* _Problem to work on_: Identify and reproduce every line holding the string "travail".

[Source records]
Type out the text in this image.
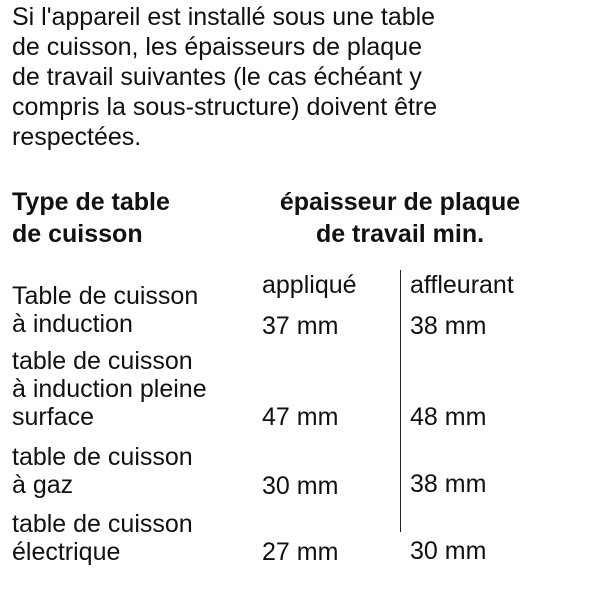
Si l'appareil est installé sous une table
de cuisson, les épaisseurs de plaque
de travail suivantes (le cas échéant y
compris la sous-structure) doivent être
respectées.
Type de table
de cuisson
épaisseur de plaque
de travail min.
appliqué affleurant
Table de cuisson
à induction	37 mm	38 mm
table de cuisson
à induction pleine
surface	47 mm	48 mm
table de cuisson
à gaz	30 mm	38 mm
table de cuisson
électrique	27 mm	30 mm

* _Correct result_:
de travail suivantes (le cas échéant y
de travail min.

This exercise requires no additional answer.